Request:
In the records below, find each line containing the word "icon" and copy it.

● ● ● ● ●

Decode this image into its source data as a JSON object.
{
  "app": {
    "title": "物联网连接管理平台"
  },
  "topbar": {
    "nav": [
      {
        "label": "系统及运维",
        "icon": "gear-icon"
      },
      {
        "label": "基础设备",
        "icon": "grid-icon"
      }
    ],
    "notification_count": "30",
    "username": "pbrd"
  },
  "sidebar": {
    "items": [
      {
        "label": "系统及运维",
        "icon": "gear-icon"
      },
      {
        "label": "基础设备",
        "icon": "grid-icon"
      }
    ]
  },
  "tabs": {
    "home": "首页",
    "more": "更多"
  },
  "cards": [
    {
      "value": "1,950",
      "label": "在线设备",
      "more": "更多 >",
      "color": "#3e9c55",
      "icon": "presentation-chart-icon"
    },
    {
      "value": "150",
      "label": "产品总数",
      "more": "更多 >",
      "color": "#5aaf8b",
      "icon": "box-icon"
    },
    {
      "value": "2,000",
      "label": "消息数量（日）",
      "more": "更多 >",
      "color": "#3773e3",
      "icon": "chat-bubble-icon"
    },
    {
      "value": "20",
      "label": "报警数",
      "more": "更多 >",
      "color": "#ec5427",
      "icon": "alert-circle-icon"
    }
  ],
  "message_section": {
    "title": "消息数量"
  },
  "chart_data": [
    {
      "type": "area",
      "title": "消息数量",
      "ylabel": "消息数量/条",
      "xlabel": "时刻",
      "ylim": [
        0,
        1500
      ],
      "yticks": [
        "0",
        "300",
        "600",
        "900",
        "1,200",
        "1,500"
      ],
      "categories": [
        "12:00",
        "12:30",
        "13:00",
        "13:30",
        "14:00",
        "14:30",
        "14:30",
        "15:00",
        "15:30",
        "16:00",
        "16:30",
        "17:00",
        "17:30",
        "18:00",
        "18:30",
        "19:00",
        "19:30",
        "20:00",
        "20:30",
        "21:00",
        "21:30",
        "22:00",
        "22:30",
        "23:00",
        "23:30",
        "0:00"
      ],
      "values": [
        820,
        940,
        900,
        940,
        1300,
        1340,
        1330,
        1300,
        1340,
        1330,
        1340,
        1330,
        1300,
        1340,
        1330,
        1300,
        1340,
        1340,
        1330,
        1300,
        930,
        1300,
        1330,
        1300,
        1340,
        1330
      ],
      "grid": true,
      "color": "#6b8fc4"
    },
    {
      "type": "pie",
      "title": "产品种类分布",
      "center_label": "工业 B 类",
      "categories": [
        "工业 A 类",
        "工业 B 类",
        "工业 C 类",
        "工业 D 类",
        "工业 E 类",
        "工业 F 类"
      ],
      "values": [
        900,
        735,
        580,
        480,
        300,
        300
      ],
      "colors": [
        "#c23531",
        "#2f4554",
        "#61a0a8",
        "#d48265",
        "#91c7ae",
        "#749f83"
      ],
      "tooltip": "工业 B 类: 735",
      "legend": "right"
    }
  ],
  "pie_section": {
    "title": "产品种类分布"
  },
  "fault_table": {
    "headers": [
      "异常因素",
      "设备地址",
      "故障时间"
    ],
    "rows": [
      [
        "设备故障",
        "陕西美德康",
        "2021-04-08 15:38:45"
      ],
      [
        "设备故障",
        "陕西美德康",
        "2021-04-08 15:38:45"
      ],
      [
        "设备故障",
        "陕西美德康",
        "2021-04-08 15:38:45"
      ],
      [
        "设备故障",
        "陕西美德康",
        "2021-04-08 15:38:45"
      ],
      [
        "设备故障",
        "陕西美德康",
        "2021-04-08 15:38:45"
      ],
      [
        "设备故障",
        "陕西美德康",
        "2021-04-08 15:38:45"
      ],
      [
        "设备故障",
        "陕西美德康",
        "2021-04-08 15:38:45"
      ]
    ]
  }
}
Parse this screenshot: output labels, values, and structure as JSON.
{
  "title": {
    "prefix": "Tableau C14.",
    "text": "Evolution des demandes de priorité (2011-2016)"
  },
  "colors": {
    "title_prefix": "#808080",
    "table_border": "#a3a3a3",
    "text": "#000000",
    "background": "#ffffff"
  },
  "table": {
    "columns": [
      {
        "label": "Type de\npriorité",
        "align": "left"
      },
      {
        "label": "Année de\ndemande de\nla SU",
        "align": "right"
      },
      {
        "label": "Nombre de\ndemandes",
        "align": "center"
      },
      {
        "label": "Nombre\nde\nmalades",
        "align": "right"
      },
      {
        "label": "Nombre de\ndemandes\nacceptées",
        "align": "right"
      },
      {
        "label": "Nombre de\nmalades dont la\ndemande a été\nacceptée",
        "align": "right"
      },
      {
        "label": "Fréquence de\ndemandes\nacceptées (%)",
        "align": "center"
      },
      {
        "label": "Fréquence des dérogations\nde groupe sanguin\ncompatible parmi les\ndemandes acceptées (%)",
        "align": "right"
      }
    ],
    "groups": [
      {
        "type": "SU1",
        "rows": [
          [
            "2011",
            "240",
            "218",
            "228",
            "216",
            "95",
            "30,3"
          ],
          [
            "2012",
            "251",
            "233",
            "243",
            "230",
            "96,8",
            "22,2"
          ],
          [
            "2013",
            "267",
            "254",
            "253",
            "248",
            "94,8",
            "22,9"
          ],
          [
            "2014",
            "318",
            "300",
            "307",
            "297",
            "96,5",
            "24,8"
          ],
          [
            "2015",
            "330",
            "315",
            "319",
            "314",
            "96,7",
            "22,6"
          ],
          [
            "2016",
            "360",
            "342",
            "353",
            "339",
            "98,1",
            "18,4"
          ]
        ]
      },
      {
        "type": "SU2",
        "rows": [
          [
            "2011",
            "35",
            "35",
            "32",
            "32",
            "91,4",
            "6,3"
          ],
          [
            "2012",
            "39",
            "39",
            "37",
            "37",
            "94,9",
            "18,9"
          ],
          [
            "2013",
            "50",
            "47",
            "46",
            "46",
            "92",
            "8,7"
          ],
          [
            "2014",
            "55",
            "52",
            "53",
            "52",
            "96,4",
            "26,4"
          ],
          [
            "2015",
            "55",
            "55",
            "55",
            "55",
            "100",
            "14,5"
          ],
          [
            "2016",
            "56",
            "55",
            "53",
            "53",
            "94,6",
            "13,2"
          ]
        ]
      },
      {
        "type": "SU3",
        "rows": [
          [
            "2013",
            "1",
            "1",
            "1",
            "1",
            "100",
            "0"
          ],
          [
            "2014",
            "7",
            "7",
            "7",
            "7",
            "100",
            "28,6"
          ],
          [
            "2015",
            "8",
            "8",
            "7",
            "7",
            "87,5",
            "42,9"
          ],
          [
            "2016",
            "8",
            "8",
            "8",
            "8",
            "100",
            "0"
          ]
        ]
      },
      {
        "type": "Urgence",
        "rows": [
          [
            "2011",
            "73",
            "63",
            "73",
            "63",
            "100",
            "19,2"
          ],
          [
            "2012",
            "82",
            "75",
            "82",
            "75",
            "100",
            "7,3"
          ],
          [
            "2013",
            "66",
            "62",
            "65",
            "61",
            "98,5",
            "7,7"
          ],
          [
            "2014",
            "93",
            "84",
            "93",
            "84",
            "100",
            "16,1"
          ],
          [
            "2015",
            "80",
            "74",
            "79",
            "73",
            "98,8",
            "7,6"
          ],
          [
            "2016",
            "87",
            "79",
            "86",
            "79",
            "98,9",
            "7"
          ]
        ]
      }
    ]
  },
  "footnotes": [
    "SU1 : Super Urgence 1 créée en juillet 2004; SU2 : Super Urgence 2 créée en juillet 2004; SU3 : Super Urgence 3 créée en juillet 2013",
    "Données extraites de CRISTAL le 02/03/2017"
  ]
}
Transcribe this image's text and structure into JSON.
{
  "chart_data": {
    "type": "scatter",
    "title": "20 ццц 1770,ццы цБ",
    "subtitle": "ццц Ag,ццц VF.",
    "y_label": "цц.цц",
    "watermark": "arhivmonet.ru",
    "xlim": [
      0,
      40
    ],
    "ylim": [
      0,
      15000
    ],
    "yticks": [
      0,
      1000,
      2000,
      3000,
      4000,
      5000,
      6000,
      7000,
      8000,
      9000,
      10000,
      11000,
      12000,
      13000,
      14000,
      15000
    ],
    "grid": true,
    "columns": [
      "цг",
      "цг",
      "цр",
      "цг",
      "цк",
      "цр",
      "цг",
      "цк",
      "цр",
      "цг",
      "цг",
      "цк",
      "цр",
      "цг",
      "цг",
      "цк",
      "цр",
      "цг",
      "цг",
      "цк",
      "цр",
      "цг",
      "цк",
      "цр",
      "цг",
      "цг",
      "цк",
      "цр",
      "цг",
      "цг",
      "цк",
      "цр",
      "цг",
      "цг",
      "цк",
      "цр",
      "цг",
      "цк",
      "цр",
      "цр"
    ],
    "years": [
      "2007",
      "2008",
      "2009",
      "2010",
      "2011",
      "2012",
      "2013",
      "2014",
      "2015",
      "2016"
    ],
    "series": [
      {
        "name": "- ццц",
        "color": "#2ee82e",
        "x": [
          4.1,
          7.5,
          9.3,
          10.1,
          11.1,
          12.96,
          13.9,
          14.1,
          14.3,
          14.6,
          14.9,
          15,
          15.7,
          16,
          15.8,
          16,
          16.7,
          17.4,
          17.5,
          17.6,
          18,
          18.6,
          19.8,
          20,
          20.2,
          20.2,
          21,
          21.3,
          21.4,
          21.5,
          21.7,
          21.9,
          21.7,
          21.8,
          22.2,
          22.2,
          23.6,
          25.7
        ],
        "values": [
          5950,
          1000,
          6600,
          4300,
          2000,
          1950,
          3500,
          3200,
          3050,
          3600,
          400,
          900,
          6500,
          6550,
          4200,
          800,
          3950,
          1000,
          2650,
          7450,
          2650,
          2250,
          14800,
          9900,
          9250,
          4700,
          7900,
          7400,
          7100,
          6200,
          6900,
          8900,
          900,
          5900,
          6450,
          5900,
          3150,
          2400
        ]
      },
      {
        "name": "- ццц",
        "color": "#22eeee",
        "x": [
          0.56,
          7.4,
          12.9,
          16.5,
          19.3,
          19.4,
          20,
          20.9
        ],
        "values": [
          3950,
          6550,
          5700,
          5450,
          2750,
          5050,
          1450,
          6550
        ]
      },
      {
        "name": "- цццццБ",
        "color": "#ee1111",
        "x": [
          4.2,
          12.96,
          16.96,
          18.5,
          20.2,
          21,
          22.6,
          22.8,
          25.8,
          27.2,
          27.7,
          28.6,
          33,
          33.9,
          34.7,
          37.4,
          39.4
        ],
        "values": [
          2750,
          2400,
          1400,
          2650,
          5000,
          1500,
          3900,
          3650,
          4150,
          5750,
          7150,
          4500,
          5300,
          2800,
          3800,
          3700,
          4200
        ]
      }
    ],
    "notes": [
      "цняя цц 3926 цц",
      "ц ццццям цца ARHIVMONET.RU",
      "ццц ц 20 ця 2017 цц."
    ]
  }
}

● ● ● ● ●

Result of this exercise:
        "icon": "gear-icon"
        "icon": "grid-icon"
        "icon": "gear-icon"
        "icon": "grid-icon"
      "icon": "presentation-chart-icon"
      "icon": "box-icon"
      "icon": "chat-bubble-icon"
      "icon": "alert-circle-icon"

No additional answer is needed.